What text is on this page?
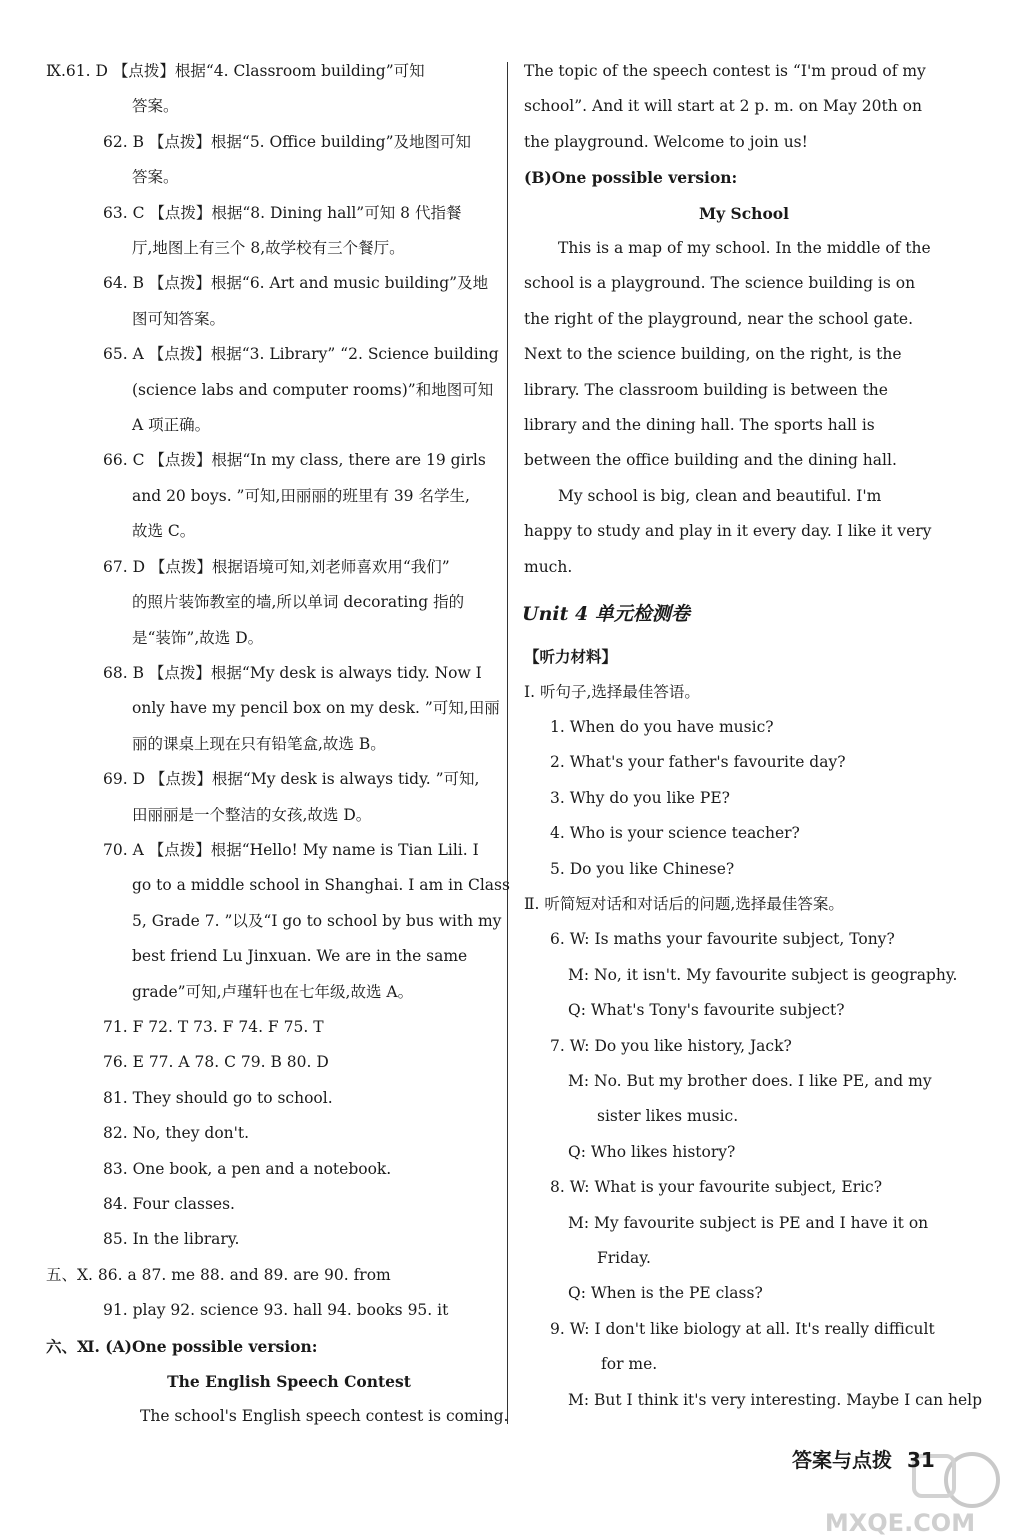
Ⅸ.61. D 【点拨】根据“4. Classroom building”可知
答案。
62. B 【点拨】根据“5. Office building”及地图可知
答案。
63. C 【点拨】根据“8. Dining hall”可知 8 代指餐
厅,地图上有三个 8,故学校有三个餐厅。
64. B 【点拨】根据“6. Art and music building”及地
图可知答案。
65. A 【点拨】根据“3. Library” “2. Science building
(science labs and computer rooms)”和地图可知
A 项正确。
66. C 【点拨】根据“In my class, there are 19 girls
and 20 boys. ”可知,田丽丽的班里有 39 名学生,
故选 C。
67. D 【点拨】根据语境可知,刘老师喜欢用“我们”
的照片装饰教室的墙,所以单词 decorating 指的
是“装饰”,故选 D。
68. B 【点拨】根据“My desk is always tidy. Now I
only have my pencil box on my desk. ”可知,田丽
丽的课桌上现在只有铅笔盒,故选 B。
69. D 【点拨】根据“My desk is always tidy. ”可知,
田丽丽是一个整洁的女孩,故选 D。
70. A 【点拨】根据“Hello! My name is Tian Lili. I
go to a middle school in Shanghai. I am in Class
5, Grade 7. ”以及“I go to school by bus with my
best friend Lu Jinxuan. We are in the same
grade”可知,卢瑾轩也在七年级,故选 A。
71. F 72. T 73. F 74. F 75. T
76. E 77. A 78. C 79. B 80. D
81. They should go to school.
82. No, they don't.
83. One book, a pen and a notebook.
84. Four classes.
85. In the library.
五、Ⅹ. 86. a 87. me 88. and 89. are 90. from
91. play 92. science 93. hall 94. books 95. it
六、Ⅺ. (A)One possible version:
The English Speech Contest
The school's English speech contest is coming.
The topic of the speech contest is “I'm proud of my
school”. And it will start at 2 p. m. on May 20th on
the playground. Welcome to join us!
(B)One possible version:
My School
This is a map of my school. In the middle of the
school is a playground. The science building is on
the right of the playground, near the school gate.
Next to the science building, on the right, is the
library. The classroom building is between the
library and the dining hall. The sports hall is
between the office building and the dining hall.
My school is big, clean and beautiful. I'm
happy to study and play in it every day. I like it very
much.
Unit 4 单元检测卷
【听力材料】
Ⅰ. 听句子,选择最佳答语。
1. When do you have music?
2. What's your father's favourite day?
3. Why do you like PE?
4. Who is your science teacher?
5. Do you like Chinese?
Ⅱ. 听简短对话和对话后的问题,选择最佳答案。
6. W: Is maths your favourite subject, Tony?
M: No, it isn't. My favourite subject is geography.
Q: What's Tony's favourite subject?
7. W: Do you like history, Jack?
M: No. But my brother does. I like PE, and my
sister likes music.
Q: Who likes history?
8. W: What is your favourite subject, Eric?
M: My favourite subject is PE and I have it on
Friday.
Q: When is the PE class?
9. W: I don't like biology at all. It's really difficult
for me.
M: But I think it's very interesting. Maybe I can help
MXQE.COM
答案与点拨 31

◆ **WHAT IS EXPECTED**: Restate the entire listing word for word, excluding pictures.

◆ **THE RESPONSE**:
What text is on this page?
Ⅸ.61. D 【点拨】根据“4. Classroom building”可知
答案。
62. B 【点拨】根据“5. Office building”及地图可知
答案。
63. C 【点拨】根据“8. Dining hall”可知 8 代指餐
厅,地图上有三个 8,故学校有三个餐厅。
64. B 【点拨】根据“6. Art and music building”及地
图可知答案。
65. A 【点拨】根据“3. Library” “2. Science building
(science labs and computer rooms)”和地图可知
A 项正确。
66. C 【点拨】根据“In my class, there are 19 girls
and 20 boys. ”可知,田丽丽的班里有 39 名学生,
故选 C。
67. D 【点拨】根据语境可知,刘老师喜欢用“我们”
的照片装饰教室的墙,所以单词 decorating 指的
是“装饰”,故选 D。
68. B 【点拨】根据“My desk is always tidy. Now I
only have my pencil box on my desk. ”可知,田丽
丽的课桌上现在只有铅笔盒,故选 B。
69. D 【点拨】根据“My desk is always tidy. ”可知,
田丽丽是一个整洁的女孩,故选 D。
70. A 【点拨】根据“Hello! My name is Tian Lili. I
go to a middle school in Shanghai. I am in Class
5, Grade 7. ”以及“I go to school by bus with my
best friend Lu Jinxuan. We are in the same
grade”可知,卢瑾轩也在七年级,故选 A。
71. F 72. T 73. F 74. F 75. T
76. E 77. A 78. C 79. B 80. D
81. They should go to school.
82. No, they don't.
83. One book, a pen and a notebook.
84. Four classes.
85. In the library.
五、Ⅹ. 86. a 87. me 88. and 89. are 90. from
91. play 92. science 93. hall 94. books 95. it
六、Ⅺ. (A)One possible version:
The English Speech Contest
The school's English speech contest is coming.
The topic of the speech contest is “I'm proud of my
school”. And it will start at 2 p. m. on May 20th on
the playground. Welcome to join us!
(B)One possible version:
My School
This is a map of my school. In the middle of the
school is a playground. The science building is on
the right of the playground, near the school gate.
Next to the science building, on the right, is the
library. The classroom building is between the
library and the dining hall. The sports hall is
between the office building and the dining hall.
My school is big, clean and beautiful. I'm
happy to study and play in it every day. I like it very
much.
Unit 4 单元检测卷
【听力材料】
Ⅰ. 听句子,选择最佳答语。
1. When do you have music?
2. What's your father's favourite day?
3. Why do you like PE?
4. Who is your science teacher?
5. Do you like Chinese?
Ⅱ. 听简短对话和对话后的问题,选择最佳答案。
6. W: Is maths your favourite subject, Tony?
M: No, it isn't. My favourite subject is geography.
Q: What's Tony's favourite subject?
7. W: Do you like history, Jack?
M: No. But my brother does. I like PE, and my
sister likes music.
Q: Who likes history?
8. W: What is your favourite subject, Eric?
M: My favourite subject is PE and I have it on
Friday.
Q: When is the PE class?
9. W: I don't like biology at all. It's really difficult
for me.
M: But I think it's very interesting. Maybe I can help
MXQE.COM
答案与点拨 31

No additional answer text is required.